Below are some records; repeat them all exactly, minus the pictures.

-- SUPPLIED RECORDS start --

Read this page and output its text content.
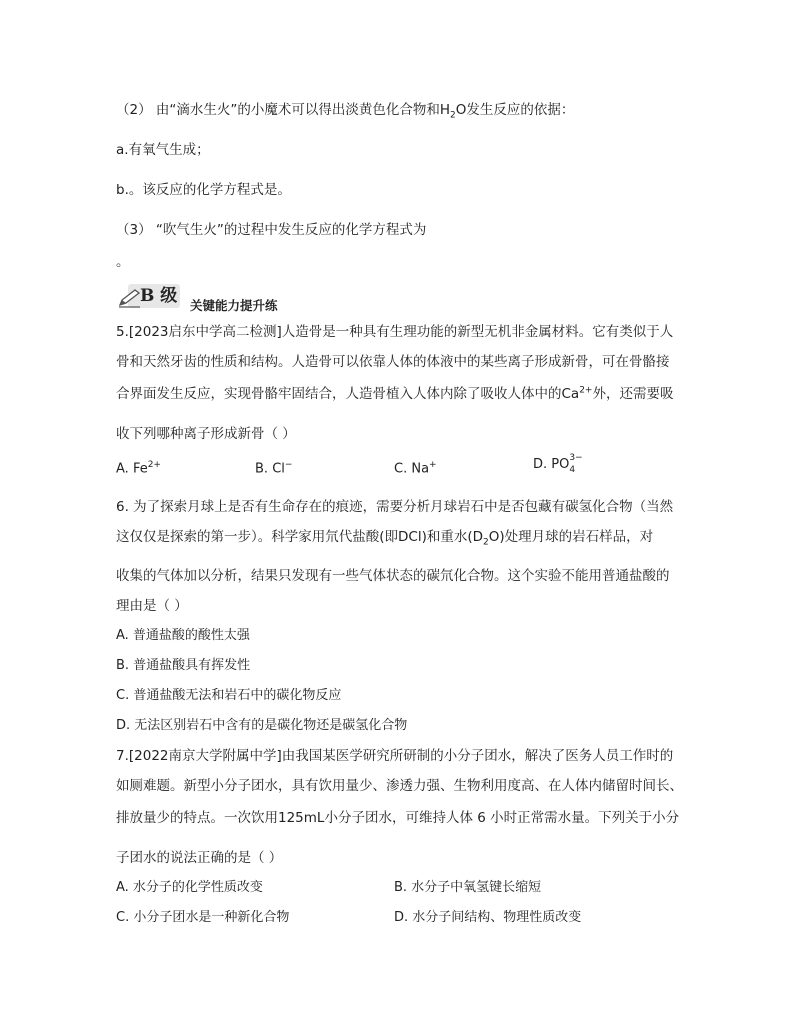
（2） 由“滴水生火”的小魔术可以得出淡黄色化合物和$H_2O$发生反应的依据：
a.有氧气生成；
b.。该反应的化学方程式是。
（3） “吹气生火”的过程中发生反应的化学方程式为
。
B 级 关键能力提升练
5.[2023启东中学高二检测]人造骨是一种具有生理功能的新型无机非金属材料。它有类似于人
骨和天然牙齿的性质和结构。人造骨可以依靠人体的体液中的某些离子形成新骨，可在骨骼接
合界面发生反应，实现骨骼牢固结合，人造骨植入人体内除了吸收人体中的$Ca^{2+}$外，还需要吸
收下列哪种离子形成新骨（ ）
A. $Fe^{2+}$	B. Cl−	C. Na+	D. PO 3−
4
6. 为了探索月球上是否有生命存在的痕迹，需要分析月球岩石中是否包藏有碳氢化合物（当然
这仅仅是探索的第一步）。科学家用氘代盐酸(即DCl)和重水$(D_2O)$处理月球的岩石样品，对
收集的气体加以分析，结果只发现有一些气体状态的碳氘化合物。这个实验不能用普通盐酸的
理由是（ ）
A. 普通盐酸的酸性太强
B. 普通盐酸具有挥发性
C. 普通盐酸无法和岩石中的碳化物反应
D. 无法区别岩石中含有的是碳化物还是碳氢化合物
7.[2022南京大学附属中学]由我国某医学研究所研制的小分子团水，解决了医务人员工作时的
如厕难题。新型小分子团水，具有饮用量少、渗透力强、生物利用度高、在人体内储留时间长、
排放量少的特点。一次饮用125mL小分子团水，可维持人体 6 小时正常需水量。下列关于小分
子团水的说法正确的是（ ）
A. 水分子的化学性质改变	B. 水分子中氧氢键长缩短
C. 小分子团水是一种新化合物	D. 水分子间结构、物理性质改变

-- SUPPLIED RECORDS end --

* TASK RESULT:
Read this page and output its text content.
（2） 由“滴水生火”的小魔术可以得出淡黄色化合物和$H_2O$发生反应的依据：
a.有氧气生成；
b.。该反应的化学方程式是。
（3） “吹气生火”的过程中发生反应的化学方程式为
。
B 级 关键能力提升练
5.[2023启东中学高二检测]人造骨是一种具有生理功能的新型无机非金属材料。它有类似于人
骨和天然牙齿的性质和结构。人造骨可以依靠人体的体液中的某些离子形成新骨，可在骨骼接
合界面发生反应，实现骨骼牢固结合，人造骨植入人体内除了吸收人体中的$Ca^{2+}$外，还需要吸
收下列哪种离子形成新骨（ ）
A. $Fe^{2+}$	B. Cl−	C. Na+	D. PO 3−
4
6. 为了探索月球上是否有生命存在的痕迹，需要分析月球岩石中是否包藏有碳氢化合物（当然
这仅仅是探索的第一步）。科学家用氘代盐酸(即DCl)和重水$(D_2O)$处理月球的岩石样品，对
收集的气体加以分析，结果只发现有一些气体状态的碳氘化合物。这个实验不能用普通盐酸的
理由是（ ）
A. 普通盐酸的酸性太强
B. 普通盐酸具有挥发性
C. 普通盐酸无法和岩石中的碳化物反应
D. 无法区别岩石中含有的是碳化物还是碳氢化合物
7.[2022南京大学附属中学]由我国某医学研究所研制的小分子团水，解决了医务人员工作时的
如厕难题。新型小分子团水，具有饮用量少、渗透力强、生物利用度高、在人体内储留时间长、
排放量少的特点。一次饮用125mL小分子团水，可维持人体 6 小时正常需水量。下列关于小分
子团水的说法正确的是（ ）
A. 水分子的化学性质改变	B. 水分子中氧氢键长缩短
C. 小分子团水是一种新化合物	D. 水分子间结构、物理性质改变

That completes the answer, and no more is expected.